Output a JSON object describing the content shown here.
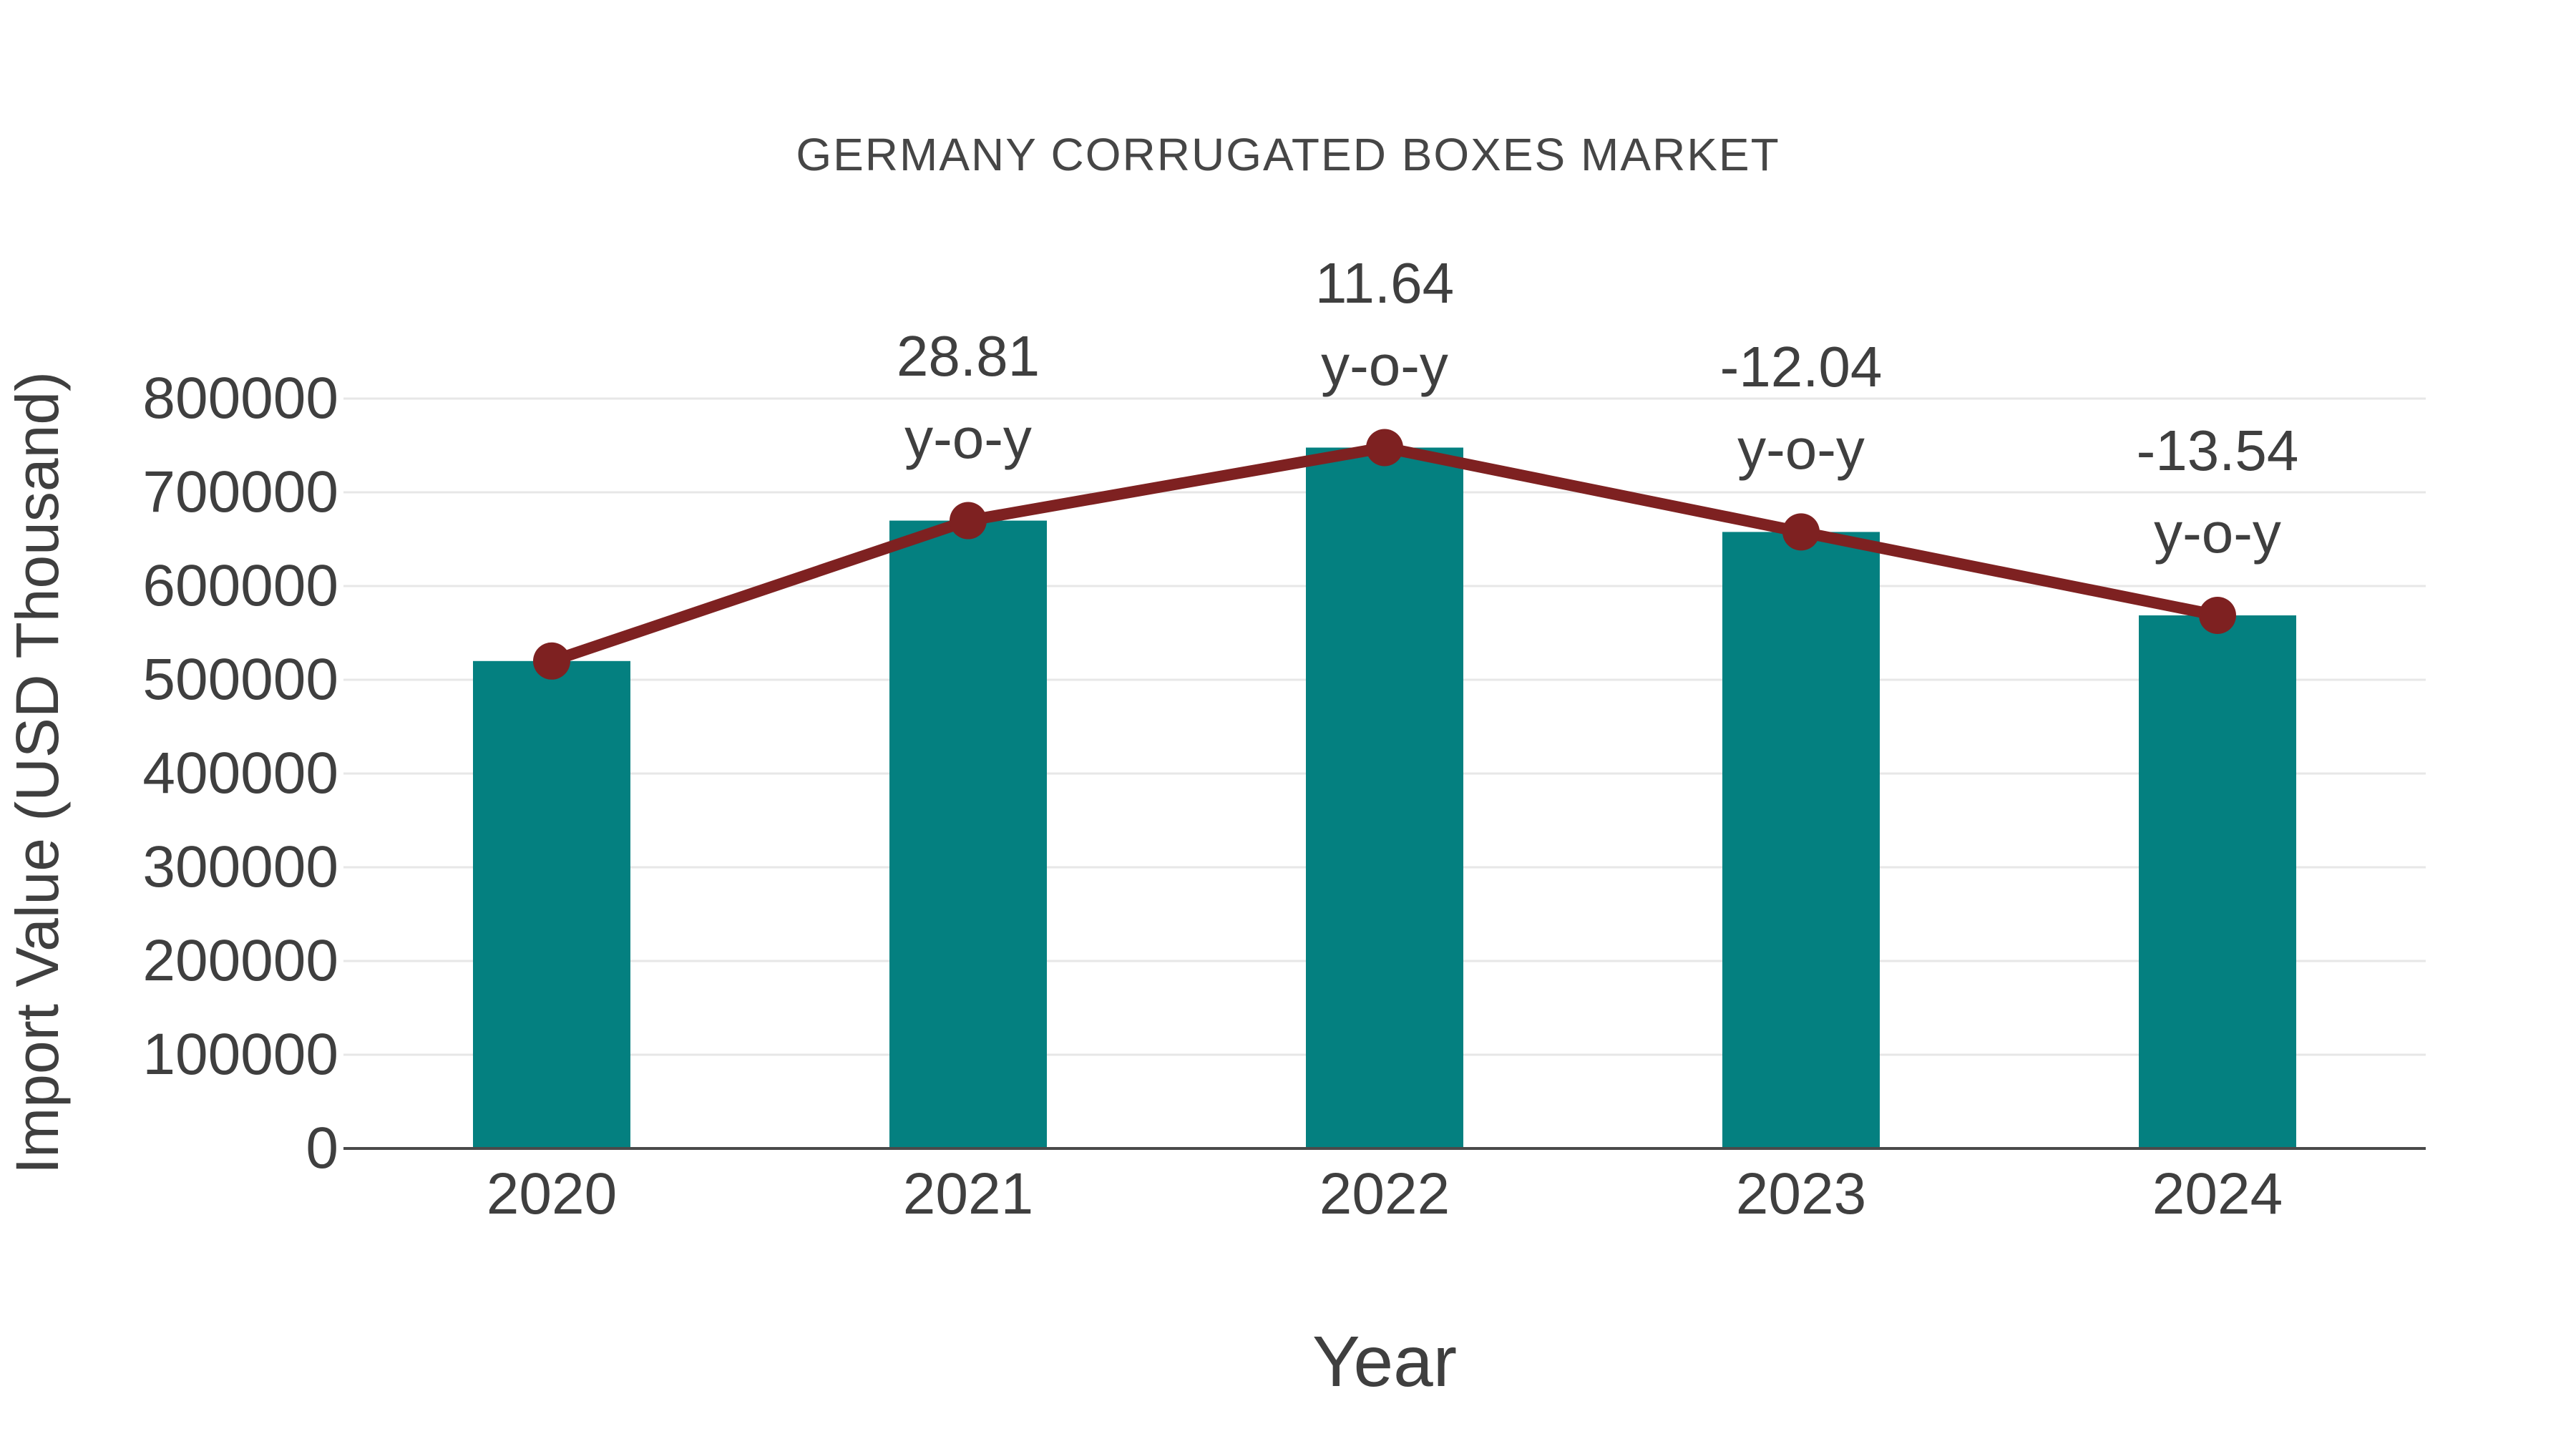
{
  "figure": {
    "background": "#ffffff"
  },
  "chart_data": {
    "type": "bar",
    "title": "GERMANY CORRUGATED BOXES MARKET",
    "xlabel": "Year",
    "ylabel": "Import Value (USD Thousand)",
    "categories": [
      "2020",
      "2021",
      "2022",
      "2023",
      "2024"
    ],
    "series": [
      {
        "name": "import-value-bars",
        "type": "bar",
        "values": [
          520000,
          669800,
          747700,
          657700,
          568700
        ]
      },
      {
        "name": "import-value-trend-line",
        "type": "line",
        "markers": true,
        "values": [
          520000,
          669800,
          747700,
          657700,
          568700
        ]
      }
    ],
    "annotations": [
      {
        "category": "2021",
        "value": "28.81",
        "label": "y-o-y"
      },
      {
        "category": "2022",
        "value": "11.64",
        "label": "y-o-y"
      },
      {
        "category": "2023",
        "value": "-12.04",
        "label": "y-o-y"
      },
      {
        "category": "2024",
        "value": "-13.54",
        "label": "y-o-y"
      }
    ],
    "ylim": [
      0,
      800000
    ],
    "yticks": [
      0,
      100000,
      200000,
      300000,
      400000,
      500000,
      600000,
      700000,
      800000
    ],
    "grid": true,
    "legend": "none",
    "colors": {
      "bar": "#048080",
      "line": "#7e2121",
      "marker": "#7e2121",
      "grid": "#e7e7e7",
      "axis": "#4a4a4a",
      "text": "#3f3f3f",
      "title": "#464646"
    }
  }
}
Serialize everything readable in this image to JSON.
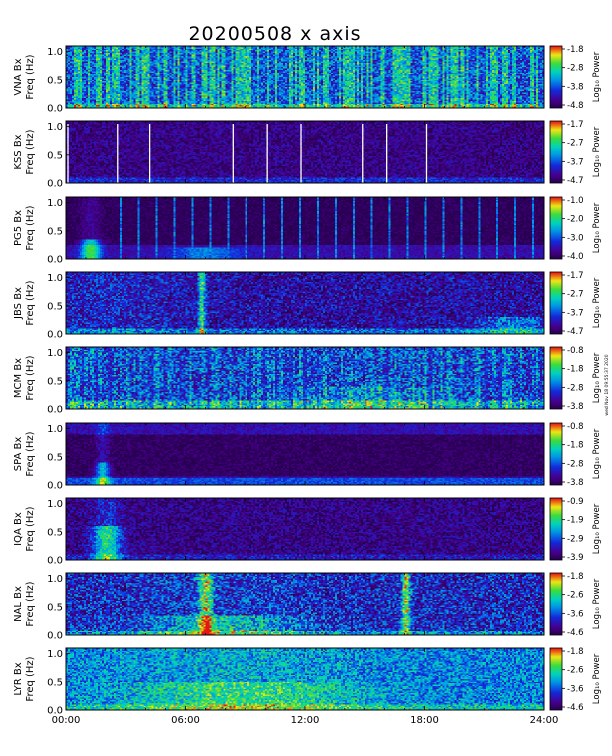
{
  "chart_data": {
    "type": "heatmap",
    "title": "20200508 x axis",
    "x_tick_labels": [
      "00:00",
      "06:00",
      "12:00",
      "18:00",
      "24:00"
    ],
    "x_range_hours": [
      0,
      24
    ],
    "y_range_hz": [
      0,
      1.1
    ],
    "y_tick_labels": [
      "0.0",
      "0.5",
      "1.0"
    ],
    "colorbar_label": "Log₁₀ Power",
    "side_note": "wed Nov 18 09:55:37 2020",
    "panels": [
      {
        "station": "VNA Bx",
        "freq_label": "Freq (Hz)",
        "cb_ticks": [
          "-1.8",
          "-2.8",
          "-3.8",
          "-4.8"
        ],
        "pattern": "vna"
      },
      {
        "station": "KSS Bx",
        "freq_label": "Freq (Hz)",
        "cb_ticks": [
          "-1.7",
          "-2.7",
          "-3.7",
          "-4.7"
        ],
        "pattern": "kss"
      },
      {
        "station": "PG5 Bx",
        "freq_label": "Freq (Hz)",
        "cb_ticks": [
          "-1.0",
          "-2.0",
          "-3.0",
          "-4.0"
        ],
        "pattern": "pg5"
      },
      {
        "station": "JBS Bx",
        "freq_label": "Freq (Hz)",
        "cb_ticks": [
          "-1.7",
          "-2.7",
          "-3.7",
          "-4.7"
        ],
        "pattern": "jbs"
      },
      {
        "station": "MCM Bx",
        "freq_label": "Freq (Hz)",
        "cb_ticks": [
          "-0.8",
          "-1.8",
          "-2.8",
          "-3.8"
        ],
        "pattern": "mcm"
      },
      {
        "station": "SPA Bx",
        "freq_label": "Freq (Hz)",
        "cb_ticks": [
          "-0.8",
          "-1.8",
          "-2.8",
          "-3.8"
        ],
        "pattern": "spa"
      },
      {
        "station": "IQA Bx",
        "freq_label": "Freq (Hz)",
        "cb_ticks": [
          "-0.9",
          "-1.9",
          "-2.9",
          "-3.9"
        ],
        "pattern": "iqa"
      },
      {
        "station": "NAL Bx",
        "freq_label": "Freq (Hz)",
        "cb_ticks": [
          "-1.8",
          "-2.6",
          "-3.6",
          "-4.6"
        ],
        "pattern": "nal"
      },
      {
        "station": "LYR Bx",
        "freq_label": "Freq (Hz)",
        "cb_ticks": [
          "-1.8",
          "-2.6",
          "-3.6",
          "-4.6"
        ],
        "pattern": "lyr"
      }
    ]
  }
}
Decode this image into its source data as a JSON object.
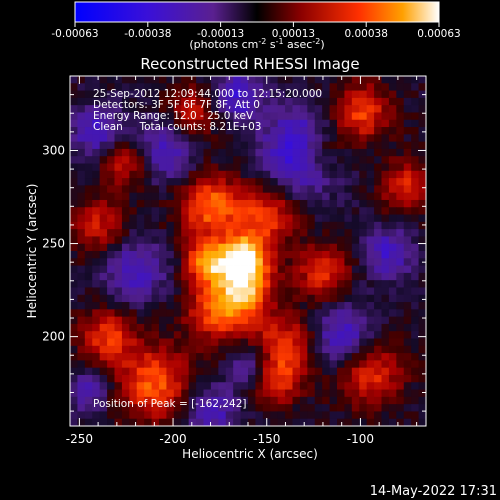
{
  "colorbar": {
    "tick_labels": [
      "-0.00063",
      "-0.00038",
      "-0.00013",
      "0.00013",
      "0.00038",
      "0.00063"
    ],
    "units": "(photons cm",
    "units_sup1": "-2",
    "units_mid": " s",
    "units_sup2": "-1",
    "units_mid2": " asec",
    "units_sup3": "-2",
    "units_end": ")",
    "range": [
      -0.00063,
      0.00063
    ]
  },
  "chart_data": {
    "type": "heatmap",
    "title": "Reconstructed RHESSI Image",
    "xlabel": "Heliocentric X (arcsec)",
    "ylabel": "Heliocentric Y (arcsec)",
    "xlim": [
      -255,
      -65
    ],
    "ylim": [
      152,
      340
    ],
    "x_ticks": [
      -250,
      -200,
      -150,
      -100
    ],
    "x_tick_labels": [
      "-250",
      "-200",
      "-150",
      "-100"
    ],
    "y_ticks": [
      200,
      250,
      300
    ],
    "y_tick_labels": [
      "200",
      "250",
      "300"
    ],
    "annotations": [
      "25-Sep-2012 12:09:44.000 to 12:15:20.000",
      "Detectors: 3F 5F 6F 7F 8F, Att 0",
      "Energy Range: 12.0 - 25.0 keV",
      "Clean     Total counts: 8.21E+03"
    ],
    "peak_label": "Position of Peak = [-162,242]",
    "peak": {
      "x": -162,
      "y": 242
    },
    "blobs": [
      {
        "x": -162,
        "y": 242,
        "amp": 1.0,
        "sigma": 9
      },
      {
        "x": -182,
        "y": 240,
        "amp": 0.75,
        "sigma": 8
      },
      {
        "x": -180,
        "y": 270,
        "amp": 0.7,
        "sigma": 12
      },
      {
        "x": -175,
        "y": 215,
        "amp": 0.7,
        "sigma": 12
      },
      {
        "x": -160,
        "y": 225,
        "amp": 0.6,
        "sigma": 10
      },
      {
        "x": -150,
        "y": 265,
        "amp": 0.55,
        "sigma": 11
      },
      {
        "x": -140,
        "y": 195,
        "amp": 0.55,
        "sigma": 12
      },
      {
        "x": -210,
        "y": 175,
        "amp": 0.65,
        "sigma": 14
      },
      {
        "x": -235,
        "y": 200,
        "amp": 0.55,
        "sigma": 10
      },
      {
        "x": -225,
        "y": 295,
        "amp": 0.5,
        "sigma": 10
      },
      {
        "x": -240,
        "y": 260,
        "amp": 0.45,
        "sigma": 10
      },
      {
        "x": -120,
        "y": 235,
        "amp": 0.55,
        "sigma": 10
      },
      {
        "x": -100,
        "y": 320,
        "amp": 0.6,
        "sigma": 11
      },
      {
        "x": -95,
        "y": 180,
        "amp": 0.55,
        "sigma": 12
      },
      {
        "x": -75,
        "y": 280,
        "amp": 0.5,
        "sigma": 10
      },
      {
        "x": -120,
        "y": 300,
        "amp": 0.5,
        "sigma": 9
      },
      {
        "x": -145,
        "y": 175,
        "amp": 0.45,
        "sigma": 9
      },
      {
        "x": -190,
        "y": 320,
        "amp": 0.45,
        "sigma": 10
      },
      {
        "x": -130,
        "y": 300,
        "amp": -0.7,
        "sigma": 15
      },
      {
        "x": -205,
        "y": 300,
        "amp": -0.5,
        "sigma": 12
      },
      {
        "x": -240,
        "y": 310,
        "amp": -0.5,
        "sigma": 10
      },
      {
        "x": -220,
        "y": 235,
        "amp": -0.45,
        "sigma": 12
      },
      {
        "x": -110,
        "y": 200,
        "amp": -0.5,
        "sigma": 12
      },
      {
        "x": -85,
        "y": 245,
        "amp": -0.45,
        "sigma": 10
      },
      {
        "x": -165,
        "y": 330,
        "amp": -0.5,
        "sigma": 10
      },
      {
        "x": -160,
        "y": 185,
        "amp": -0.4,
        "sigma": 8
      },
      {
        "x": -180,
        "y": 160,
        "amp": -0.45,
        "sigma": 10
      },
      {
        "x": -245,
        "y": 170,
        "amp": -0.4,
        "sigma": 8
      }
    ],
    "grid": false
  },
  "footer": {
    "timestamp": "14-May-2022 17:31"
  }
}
--- --- ---
Pick each line holding the word "ylabel" out of the data and copy it.

    "ylabel": "Import Value (USD Thousand)",
    "ylabel": "Heliocentric Y (arcsec)",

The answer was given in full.